### What to produce
Identify every line in the data below that contains the word "page", and copy each of those lines.

--- START OF Dataset entries ---

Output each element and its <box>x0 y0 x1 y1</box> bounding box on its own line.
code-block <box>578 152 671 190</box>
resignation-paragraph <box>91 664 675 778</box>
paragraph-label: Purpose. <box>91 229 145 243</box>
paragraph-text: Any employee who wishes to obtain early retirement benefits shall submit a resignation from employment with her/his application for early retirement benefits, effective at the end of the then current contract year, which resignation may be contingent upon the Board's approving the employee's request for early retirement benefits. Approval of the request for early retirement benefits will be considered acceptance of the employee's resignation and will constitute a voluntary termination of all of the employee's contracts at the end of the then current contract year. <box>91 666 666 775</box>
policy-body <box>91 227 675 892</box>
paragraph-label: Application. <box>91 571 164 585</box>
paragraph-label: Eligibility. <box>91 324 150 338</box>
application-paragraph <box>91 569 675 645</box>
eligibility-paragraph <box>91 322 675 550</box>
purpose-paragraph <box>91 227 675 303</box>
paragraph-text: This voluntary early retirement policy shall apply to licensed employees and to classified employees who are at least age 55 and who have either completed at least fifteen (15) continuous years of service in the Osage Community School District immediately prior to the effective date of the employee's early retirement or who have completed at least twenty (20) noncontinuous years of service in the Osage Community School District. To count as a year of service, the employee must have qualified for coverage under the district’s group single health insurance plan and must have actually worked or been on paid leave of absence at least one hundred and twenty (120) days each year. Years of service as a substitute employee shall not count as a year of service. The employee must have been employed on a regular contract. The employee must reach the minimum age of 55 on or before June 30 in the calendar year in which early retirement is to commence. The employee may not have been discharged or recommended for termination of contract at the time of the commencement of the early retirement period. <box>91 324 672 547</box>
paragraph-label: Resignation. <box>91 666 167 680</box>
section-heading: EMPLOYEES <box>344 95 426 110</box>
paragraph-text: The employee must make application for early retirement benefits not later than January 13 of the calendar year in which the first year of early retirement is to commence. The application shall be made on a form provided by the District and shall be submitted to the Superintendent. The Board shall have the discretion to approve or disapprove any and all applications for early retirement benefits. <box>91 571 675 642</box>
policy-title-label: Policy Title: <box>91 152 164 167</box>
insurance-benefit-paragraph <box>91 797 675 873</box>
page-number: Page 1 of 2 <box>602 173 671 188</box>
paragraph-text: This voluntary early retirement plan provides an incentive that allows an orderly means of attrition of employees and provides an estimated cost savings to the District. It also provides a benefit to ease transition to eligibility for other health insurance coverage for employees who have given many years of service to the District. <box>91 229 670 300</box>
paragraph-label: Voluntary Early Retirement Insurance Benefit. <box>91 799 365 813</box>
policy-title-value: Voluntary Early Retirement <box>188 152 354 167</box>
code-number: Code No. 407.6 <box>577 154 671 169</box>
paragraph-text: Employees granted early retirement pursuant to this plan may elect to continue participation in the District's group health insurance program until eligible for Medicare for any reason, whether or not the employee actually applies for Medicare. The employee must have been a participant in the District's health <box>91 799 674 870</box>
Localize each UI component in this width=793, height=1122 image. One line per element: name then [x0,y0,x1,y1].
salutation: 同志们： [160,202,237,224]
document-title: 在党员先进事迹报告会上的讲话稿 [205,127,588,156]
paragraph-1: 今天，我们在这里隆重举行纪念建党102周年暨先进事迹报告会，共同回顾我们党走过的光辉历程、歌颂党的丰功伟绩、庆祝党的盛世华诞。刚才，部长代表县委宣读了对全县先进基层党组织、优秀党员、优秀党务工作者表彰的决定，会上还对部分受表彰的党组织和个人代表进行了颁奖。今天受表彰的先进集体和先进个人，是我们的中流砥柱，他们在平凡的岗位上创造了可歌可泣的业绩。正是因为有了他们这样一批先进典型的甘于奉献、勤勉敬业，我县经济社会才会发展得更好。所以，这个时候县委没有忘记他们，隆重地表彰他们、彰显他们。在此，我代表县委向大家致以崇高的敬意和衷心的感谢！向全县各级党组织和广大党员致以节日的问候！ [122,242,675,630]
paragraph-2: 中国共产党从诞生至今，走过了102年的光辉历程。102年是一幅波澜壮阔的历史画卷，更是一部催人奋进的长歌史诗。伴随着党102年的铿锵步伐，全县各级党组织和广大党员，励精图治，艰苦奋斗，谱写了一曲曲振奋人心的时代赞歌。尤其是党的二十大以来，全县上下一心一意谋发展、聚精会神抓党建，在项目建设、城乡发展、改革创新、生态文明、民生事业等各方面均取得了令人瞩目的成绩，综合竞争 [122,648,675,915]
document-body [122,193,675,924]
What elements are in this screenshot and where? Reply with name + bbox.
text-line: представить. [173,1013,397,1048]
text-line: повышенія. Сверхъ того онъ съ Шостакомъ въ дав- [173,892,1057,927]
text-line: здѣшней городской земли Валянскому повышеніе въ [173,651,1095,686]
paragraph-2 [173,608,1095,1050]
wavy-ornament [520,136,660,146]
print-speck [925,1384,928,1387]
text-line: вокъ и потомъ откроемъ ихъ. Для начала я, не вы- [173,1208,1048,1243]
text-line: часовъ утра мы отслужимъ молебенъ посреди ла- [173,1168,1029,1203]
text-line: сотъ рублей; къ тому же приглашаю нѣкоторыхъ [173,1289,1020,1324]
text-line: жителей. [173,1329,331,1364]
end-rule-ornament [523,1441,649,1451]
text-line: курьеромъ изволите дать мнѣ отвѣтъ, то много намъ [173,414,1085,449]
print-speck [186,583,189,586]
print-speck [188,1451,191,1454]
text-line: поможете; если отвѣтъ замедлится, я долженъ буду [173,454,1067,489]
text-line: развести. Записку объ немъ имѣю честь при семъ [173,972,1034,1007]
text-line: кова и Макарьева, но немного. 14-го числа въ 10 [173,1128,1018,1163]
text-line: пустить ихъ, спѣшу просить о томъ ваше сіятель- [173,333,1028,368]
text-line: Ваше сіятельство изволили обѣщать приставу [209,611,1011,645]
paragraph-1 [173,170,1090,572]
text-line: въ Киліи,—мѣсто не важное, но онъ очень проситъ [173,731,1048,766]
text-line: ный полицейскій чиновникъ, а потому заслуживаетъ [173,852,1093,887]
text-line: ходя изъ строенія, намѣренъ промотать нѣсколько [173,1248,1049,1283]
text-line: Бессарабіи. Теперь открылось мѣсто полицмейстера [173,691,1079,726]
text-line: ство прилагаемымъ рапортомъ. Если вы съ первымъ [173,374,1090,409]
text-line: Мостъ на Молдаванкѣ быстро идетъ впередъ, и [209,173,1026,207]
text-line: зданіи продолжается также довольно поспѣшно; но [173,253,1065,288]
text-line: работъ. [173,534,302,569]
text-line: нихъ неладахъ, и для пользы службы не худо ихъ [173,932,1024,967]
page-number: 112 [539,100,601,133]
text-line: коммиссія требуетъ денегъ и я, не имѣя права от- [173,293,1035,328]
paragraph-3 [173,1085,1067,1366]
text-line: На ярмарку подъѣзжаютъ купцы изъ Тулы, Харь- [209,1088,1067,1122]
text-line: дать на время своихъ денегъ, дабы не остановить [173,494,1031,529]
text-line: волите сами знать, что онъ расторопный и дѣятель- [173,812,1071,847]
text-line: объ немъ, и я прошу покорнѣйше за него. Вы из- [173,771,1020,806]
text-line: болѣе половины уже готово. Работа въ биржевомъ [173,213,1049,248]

--- END OF Dataset entries ---

### Answer to the task
page-number: Page 1 of 2 <box>602 173 671 188</box>
page-number: 112 [539,100,601,133]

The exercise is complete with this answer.